* **Data for processing**
+ + +

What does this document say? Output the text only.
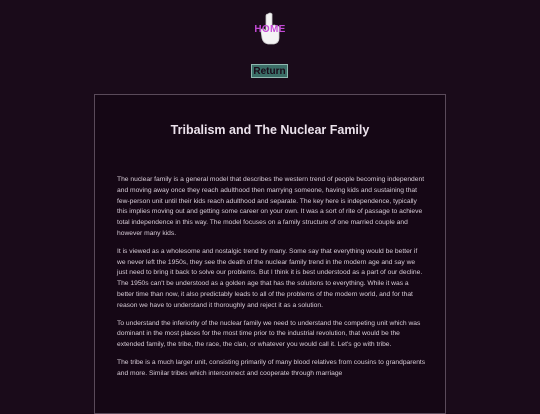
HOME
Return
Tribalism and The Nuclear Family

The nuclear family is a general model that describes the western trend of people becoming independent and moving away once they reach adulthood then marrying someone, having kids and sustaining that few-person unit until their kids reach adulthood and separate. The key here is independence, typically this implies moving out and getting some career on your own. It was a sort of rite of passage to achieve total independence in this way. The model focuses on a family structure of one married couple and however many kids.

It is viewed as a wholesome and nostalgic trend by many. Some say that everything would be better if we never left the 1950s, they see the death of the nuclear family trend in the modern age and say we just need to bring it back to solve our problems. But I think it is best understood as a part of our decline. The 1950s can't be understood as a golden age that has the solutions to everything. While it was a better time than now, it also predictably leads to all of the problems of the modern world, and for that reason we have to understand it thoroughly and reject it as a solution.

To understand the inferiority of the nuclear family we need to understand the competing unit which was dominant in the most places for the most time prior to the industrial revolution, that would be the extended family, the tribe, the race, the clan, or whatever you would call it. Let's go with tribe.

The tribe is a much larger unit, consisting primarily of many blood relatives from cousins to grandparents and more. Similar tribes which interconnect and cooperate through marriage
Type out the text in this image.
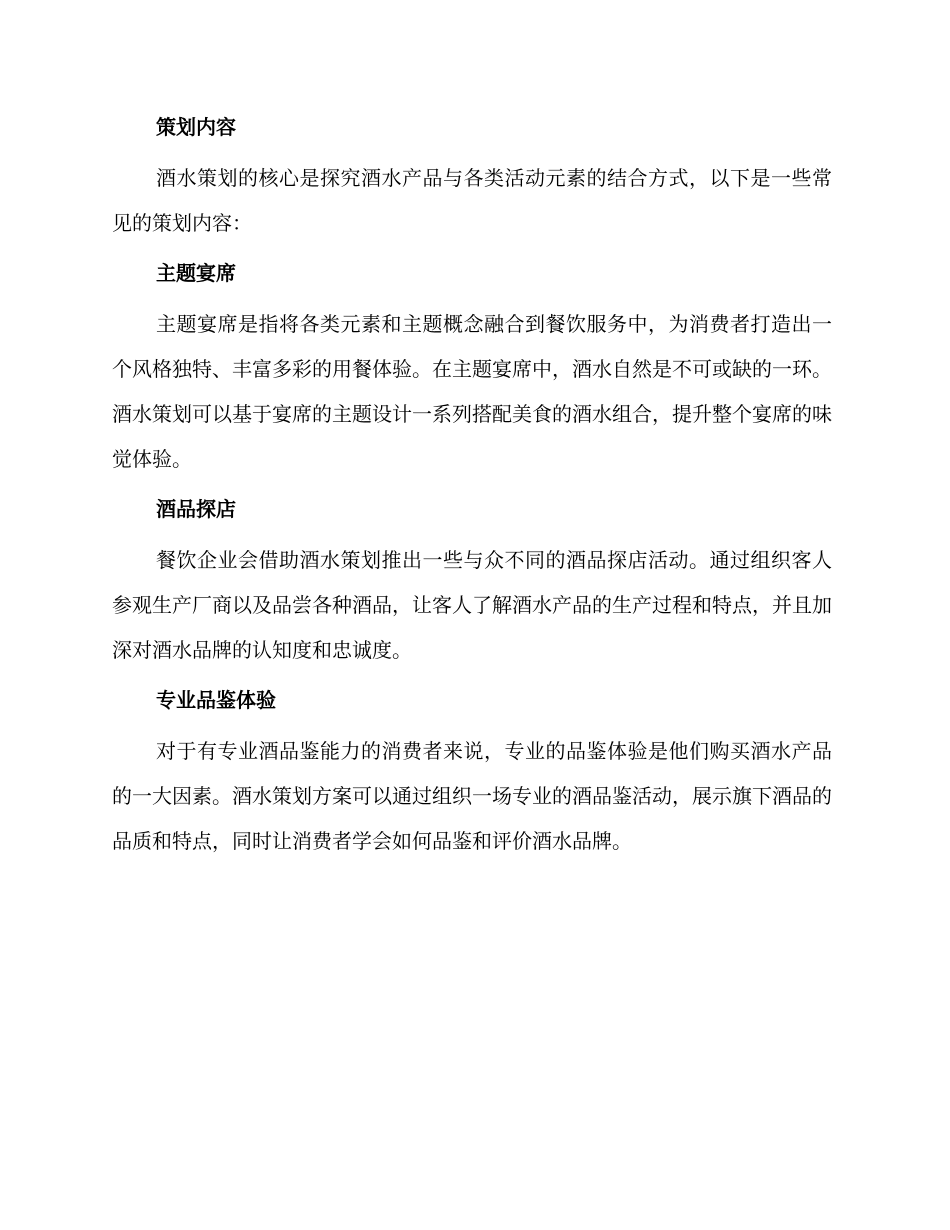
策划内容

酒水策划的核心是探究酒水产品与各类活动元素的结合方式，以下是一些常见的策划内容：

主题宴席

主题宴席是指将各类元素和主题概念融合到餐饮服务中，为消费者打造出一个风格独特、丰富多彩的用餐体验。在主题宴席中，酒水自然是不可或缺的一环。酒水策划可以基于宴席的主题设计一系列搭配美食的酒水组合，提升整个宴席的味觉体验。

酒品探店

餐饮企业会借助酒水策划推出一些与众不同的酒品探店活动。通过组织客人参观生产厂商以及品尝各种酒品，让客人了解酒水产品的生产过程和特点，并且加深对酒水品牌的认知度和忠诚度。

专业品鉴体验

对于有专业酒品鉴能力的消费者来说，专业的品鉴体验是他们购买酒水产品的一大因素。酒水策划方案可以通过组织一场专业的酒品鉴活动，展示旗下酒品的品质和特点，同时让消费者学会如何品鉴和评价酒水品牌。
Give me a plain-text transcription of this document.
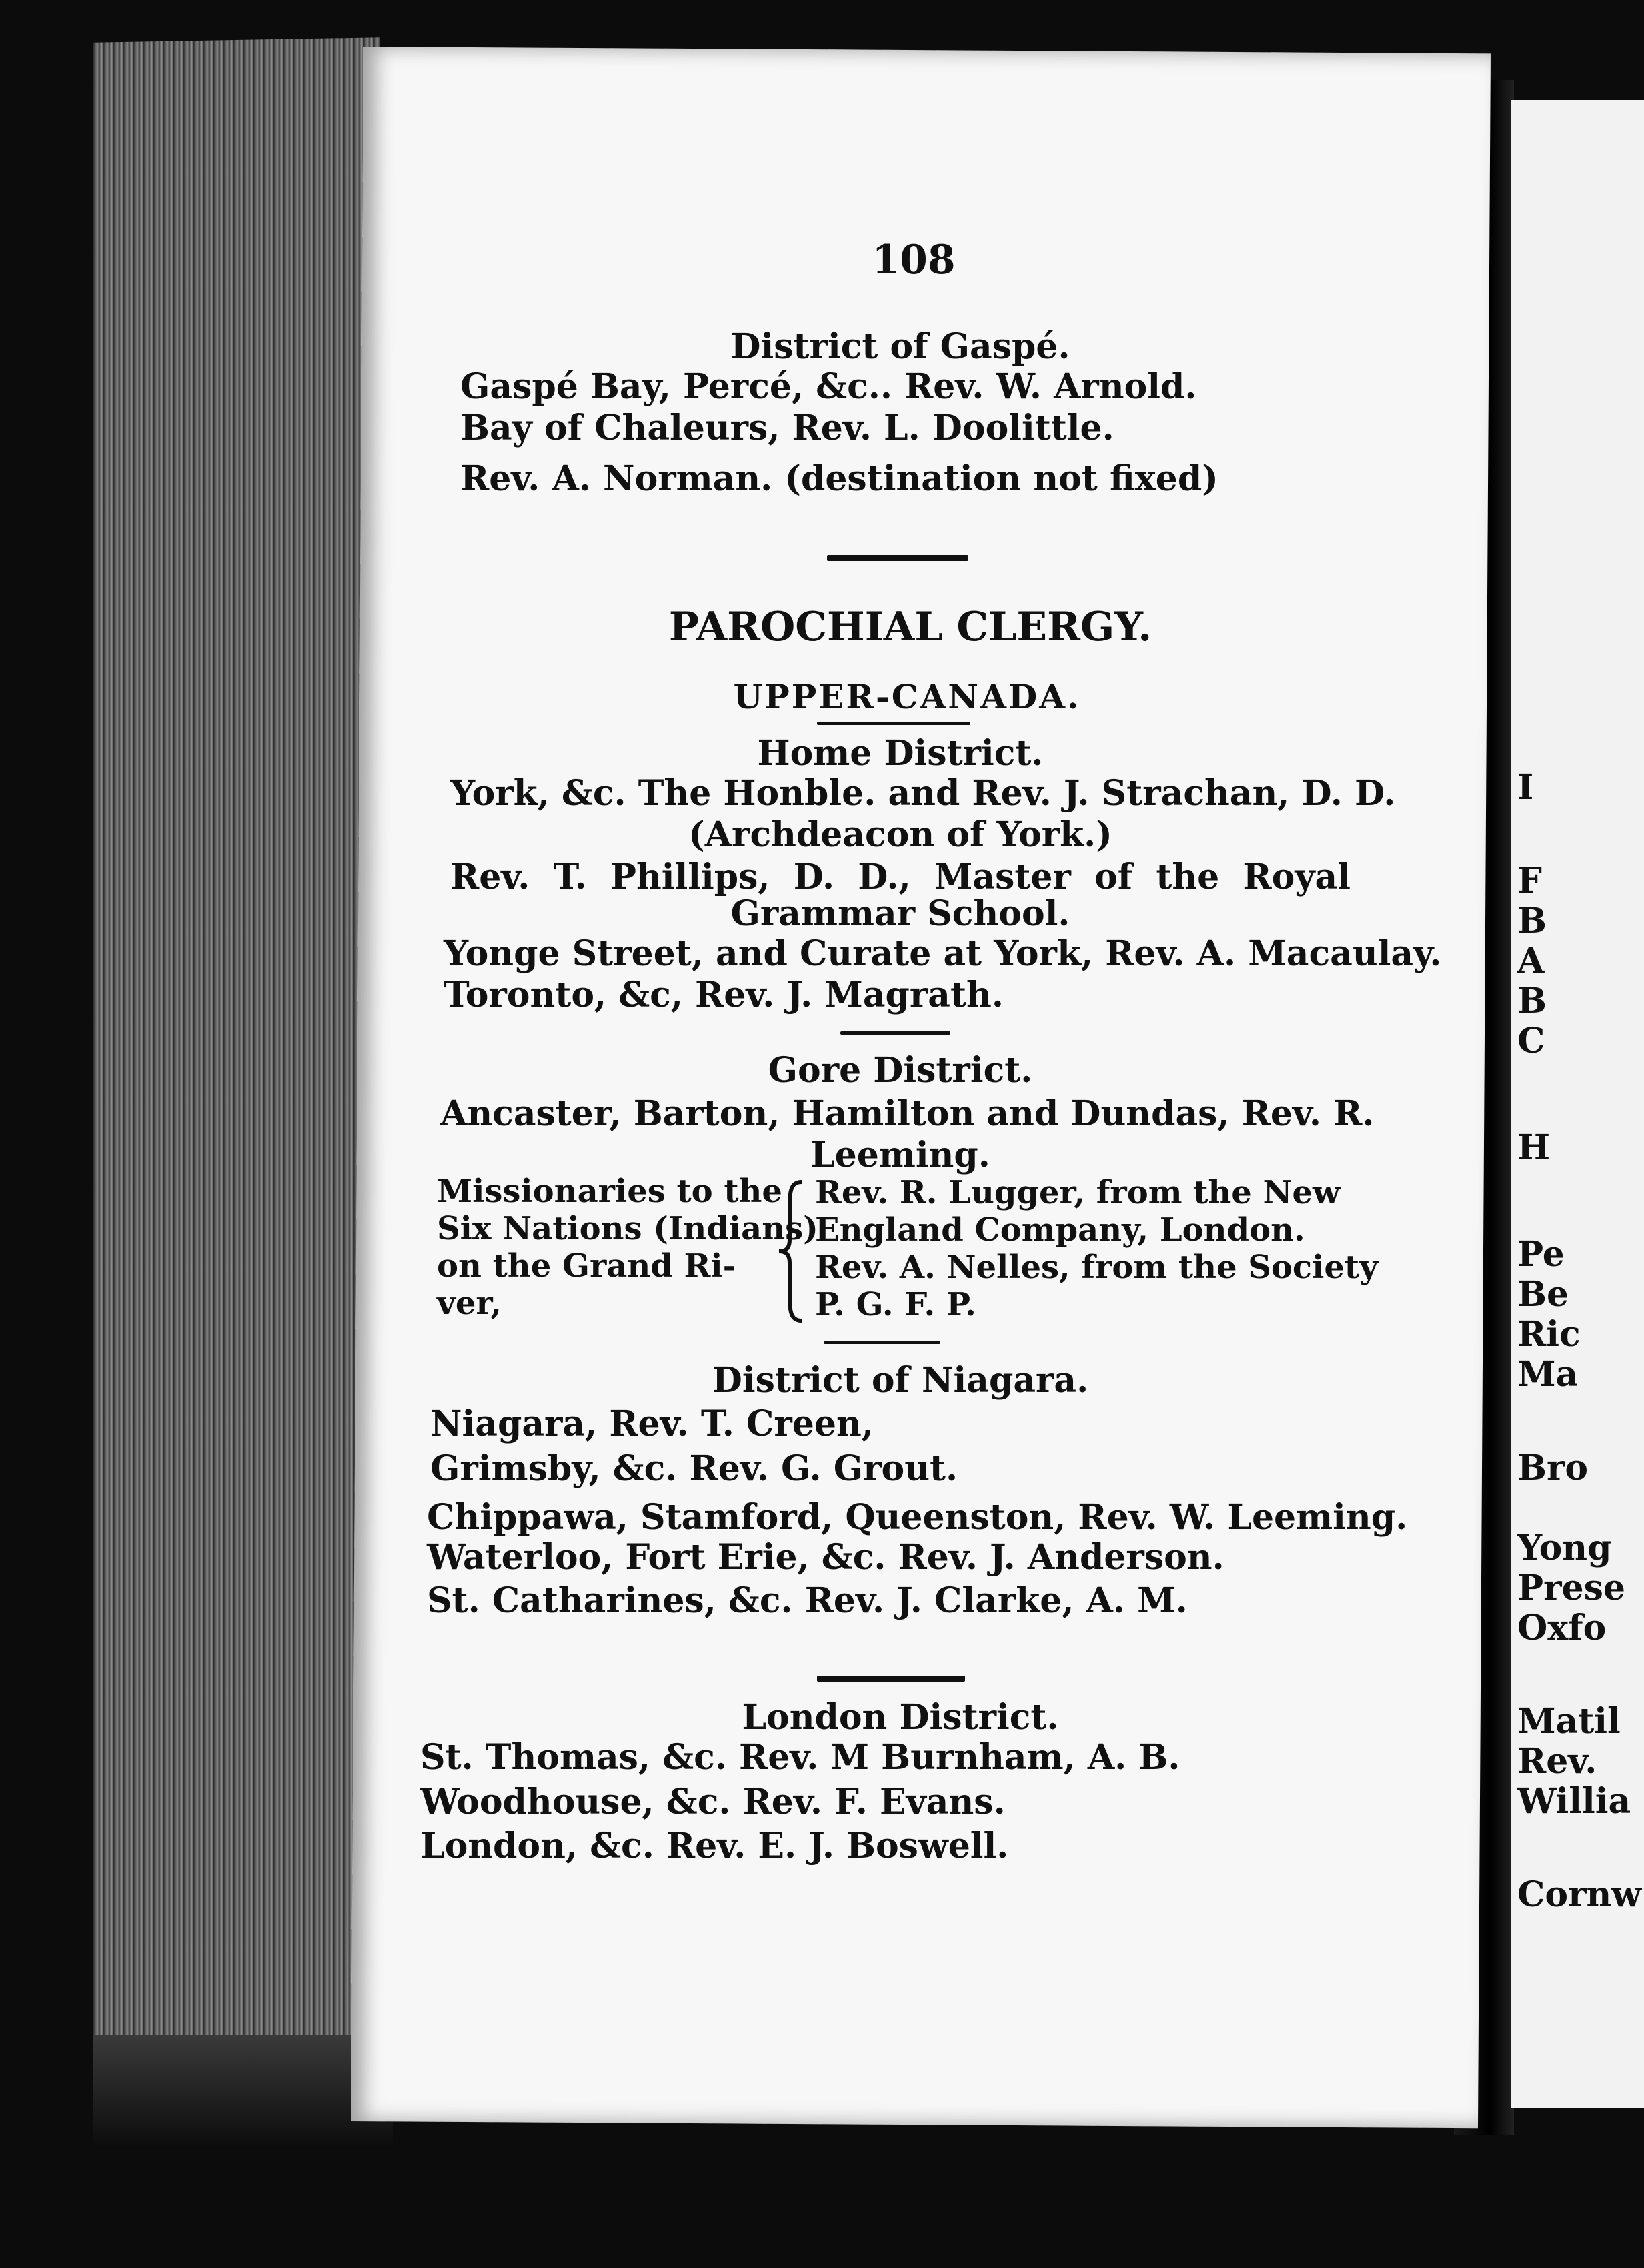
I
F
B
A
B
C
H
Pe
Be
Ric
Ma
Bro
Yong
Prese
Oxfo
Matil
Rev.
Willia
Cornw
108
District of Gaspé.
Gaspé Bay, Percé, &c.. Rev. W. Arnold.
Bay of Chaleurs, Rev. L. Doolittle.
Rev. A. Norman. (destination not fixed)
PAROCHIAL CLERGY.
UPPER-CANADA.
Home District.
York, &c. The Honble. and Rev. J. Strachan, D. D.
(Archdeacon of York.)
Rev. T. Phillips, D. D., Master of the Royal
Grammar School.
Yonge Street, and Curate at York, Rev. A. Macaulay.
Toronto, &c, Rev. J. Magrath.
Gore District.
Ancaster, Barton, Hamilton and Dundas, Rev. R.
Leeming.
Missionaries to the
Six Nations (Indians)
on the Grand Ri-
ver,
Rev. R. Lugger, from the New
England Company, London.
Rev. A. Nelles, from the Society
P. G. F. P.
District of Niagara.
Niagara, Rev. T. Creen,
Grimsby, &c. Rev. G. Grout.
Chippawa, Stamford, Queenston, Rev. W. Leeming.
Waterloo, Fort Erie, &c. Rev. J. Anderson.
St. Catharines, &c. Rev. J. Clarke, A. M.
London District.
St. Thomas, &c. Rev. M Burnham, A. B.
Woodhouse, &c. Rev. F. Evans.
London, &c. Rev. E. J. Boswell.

+ + +

Give back the whole listing as it stands, minus its pictures.

What does this document say? Output the text only.
HOME
Return
Tribalism and The Nuclear Family

The nuclear family is a general model that describes the western trend of people becoming independent and moving away once they reach adulthood then marrying someone, having kids and sustaining that few-person unit until their kids reach adulthood and separate. The key here is independence, typically this implies moving out and getting some career on your own. It was a sort of rite of passage to achieve total independence in this way. The model focuses on a family structure of one married couple and however many kids.

It is viewed as a wholesome and nostalgic trend by many. Some say that everything would be better if we never left the 1950s, they see the death of the nuclear family trend in the modern age and say we just need to bring it back to solve our problems. But I think it is best understood as a part of our decline. The 1950s can't be understood as a golden age that has the solutions to everything. While it was a better time than now, it also predictably leads to all of the problems of the modern world, and for that reason we have to understand it thoroughly and reject it as a solution.

To understand the inferiority of the nuclear family we need to understand the competing unit which was dominant in the most places for the most time prior to the industrial revolution, that would be the extended family, the tribe, the race, the clan, or whatever you would call it. Let's go with tribe.

The tribe is a much larger unit, consisting primarily of many blood relatives from cousins to grandparents and more. Similar tribes which interconnect and cooperate through marriage
Type out the text in this image.
策划内容

酒水策划的核心是探究酒水产品与各类活动元素的结合方式，以下是一些常见的策划内容：

主题宴席

主题宴席是指将各类元素和主题概念融合到餐饮服务中，为消费者打造出一个风格独特、丰富多彩的用餐体验。在主题宴席中，酒水自然是不可或缺的一环。酒水策划可以基于宴席的主题设计一系列搭配美食的酒水组合，提升整个宴席的味觉体验。

酒品探店

餐饮企业会借助酒水策划推出一些与众不同的酒品探店活动。通过组织客人参观生产厂商以及品尝各种酒品，让客人了解酒水产品的生产过程和特点，并且加深对酒水品牌的认知度和忠诚度。

专业品鉴体验

对于有专业酒品鉴能力的消费者来说，专业的品鉴体验是他们购买酒水产品的一大因素。酒水策划方案可以通过组织一场专业的酒品鉴活动，展示旗下酒品的品质和特点，同时让消费者学会如何品鉴和评价酒水品牌。
Give me a plain-text transcription of this document.
I
F
B
A
B
C
H
Pe
Be
Ric
Ma
Bro
Yong
Prese
Oxfo
Matil
Rev.
Willia
Cornw
108
District of Gaspé.
Gaspé Bay, Percé, &c.. Rev. W. Arnold.
Bay of Chaleurs, Rev. L. Doolittle.
Rev. A. Norman. (destination not fixed)
PAROCHIAL CLERGY.
UPPER-CANADA.
Home District.
York, &c. The Honble. and Rev. J. Strachan, D. D.
(Archdeacon of York.)
Rev. T. Phillips, D. D., Master of the Royal
Grammar School.
Yonge Street, and Curate at York, Rev. A. Macaulay.
Toronto, &c, Rev. J. Magrath.
Gore District.
Ancaster, Barton, Hamilton and Dundas, Rev. R.
Leeming.
Missionaries to the
Six Nations (Indians)
on the Grand Ri-
ver,
Rev. R. Lugger, from the New
England Company, London.
Rev. A. Nelles, from the Society
P. G. F. P.
District of Niagara.
Niagara, Rev. T. Creen,
Grimsby, &c. Rev. G. Grout.
Chippawa, Stamford, Queenston, Rev. W. Leeming.
Waterloo, Fort Erie, &c. Rev. J. Anderson.
St. Catharines, &c. Rev. J. Clarke, A. M.
London District.
St. Thomas, &c. Rev. M Burnham, A. B.
Woodhouse, &c. Rev. F. Evans.
London, &c. Rev. E. J. Boswell.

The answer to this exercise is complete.